--- START PROVIDED ENTRIES ---

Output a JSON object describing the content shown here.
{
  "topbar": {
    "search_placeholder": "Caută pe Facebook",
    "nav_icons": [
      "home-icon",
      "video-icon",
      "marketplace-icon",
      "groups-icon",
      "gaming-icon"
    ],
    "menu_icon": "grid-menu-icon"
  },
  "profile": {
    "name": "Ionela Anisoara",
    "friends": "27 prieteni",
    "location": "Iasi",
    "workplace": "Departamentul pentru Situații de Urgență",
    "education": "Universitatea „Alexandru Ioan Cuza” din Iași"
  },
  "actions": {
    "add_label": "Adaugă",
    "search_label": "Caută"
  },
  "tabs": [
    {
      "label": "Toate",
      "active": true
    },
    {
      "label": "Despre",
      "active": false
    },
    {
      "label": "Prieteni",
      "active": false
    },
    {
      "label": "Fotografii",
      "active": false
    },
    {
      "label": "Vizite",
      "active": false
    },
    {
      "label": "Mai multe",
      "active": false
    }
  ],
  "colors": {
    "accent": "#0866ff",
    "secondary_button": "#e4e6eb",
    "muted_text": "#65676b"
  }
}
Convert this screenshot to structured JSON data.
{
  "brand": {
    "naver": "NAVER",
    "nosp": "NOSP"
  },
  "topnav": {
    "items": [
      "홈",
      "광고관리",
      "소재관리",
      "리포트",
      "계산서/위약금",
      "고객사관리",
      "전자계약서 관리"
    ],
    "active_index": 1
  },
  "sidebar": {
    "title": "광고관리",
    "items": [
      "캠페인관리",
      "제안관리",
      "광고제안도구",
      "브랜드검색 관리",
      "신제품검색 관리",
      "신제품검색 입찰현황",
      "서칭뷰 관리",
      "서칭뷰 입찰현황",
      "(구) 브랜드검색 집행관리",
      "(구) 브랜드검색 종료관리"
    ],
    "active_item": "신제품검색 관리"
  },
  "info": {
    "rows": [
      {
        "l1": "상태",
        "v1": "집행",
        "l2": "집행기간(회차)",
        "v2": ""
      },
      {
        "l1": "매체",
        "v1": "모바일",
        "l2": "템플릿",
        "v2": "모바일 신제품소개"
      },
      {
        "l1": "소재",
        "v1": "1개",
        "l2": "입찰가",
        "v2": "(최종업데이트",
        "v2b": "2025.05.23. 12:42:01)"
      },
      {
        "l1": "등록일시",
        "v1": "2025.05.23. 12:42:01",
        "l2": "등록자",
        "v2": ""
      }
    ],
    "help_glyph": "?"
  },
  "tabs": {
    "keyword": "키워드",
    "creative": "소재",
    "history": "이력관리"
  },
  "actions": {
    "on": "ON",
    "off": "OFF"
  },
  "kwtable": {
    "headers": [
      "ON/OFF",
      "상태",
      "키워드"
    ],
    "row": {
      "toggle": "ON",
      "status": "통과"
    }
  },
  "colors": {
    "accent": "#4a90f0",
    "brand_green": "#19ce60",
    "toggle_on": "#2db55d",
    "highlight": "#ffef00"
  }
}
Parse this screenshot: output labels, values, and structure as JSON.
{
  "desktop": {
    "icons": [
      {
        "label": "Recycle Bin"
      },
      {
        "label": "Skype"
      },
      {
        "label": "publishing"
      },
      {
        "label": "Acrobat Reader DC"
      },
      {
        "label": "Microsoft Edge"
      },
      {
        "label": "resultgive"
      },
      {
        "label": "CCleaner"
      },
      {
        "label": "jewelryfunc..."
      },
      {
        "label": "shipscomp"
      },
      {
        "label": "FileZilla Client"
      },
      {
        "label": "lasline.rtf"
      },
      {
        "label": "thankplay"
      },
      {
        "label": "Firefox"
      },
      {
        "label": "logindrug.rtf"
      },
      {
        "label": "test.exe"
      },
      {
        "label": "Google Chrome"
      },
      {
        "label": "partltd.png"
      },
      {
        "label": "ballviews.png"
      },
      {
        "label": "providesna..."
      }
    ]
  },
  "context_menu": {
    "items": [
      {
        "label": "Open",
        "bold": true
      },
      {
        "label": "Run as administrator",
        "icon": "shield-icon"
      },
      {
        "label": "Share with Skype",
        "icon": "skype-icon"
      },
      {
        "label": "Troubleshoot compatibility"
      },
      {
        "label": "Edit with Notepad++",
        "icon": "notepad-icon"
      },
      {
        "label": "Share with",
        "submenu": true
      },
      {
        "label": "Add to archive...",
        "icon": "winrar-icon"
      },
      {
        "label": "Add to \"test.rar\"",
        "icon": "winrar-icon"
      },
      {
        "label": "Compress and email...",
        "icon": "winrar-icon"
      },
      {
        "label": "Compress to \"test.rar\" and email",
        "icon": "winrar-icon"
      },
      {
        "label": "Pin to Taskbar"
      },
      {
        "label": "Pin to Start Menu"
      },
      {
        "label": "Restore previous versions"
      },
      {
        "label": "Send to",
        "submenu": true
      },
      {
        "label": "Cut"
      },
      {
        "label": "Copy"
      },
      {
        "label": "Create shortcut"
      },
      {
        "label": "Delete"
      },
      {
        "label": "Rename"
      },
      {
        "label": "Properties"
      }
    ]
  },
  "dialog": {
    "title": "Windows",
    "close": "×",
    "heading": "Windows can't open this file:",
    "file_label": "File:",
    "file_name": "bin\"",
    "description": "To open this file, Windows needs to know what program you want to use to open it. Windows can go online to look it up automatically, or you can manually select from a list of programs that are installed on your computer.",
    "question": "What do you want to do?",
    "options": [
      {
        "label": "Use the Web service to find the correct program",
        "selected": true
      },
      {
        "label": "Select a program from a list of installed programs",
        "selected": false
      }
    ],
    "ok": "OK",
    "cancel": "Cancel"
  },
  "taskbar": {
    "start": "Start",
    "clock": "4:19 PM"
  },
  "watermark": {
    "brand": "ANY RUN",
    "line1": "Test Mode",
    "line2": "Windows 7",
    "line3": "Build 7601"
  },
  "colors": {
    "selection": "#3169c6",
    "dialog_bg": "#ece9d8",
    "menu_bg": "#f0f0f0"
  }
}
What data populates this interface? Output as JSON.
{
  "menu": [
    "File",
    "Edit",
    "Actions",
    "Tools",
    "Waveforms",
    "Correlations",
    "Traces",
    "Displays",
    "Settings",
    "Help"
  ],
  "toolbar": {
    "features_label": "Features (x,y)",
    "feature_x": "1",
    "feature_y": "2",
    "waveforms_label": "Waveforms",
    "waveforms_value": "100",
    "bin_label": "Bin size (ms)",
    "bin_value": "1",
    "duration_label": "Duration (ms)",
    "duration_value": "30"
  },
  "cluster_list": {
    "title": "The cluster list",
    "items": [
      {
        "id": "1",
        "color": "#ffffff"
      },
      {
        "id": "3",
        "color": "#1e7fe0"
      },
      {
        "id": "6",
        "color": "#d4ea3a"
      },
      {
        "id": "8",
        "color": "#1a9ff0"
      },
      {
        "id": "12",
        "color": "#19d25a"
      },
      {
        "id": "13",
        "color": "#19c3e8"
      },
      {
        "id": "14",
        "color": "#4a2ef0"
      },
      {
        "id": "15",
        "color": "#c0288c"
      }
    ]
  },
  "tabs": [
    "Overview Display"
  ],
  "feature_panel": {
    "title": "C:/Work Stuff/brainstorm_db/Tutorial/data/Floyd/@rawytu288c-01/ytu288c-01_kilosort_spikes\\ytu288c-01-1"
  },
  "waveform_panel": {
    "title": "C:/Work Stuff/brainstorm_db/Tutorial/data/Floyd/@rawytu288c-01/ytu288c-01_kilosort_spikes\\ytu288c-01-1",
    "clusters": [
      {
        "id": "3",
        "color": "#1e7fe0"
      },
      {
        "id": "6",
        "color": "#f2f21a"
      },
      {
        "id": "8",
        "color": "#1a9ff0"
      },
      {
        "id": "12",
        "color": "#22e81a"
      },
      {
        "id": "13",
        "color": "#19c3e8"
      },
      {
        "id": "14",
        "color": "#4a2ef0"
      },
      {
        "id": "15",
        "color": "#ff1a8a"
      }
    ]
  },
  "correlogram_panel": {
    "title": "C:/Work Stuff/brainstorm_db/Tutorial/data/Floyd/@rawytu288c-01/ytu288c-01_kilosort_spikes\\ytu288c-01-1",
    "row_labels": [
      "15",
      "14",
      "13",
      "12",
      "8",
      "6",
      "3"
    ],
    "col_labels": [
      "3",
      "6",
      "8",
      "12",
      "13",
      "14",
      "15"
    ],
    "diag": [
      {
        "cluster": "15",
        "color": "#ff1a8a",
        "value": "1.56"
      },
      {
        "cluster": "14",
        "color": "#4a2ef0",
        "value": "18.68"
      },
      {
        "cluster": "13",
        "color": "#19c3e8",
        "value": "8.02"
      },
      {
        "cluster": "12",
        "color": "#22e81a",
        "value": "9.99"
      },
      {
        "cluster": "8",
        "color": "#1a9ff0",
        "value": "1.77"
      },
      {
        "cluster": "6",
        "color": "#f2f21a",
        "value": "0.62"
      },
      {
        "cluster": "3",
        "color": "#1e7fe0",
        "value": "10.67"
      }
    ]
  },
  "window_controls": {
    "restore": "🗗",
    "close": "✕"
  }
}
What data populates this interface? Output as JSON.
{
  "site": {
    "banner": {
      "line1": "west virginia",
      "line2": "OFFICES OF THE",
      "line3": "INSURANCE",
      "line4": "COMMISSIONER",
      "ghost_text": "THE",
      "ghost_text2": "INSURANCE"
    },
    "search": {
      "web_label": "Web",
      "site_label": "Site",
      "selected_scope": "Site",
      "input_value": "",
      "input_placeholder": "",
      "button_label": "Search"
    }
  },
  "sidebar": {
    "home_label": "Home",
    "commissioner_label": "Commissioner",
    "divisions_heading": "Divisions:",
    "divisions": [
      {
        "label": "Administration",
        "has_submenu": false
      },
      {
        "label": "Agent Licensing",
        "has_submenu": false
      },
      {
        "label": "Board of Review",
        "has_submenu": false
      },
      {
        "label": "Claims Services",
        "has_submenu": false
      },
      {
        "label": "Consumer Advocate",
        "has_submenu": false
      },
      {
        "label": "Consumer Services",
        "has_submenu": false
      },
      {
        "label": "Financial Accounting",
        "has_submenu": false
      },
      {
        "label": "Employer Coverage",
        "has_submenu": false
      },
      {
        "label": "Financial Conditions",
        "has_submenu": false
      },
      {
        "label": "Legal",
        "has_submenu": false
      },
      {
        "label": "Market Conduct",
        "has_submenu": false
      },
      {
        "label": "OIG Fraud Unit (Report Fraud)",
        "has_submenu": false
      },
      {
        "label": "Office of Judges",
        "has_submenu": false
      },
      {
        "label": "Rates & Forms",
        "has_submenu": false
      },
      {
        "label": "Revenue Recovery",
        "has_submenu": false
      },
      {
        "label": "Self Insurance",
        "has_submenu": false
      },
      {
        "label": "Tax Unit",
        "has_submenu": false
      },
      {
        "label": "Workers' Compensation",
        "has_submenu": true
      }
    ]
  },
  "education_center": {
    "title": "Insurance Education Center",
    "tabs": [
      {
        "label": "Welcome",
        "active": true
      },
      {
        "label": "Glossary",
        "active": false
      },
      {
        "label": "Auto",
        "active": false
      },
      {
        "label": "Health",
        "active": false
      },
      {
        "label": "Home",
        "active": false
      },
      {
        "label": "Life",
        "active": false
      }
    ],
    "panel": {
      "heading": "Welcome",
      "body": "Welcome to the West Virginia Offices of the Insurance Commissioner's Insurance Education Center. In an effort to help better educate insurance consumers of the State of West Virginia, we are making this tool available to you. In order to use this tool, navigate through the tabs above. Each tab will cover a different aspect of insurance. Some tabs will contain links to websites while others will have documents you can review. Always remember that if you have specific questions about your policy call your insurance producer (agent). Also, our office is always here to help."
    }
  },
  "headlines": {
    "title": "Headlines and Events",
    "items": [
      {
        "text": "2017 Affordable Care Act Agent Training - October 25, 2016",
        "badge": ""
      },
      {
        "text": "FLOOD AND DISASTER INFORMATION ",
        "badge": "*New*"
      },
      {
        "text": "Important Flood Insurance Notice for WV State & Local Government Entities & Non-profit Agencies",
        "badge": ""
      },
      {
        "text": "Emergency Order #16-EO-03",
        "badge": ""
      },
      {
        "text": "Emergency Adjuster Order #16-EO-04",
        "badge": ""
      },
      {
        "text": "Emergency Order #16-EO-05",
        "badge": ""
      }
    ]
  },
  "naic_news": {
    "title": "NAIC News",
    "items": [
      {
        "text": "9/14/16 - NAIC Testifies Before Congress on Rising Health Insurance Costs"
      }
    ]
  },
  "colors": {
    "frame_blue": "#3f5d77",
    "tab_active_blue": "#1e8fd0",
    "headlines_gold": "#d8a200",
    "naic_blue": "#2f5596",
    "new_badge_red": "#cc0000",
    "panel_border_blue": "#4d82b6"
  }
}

--- END PROVIDED ENTRIES ---

### EXERCISE
Copy out every line where the word "Health" occurs.

### OUTPUT OF THE TASK
        "label": "Health",
        "text": "9/14/16 - NAIC Testifies Before Congress on Rising Health Insurance Costs"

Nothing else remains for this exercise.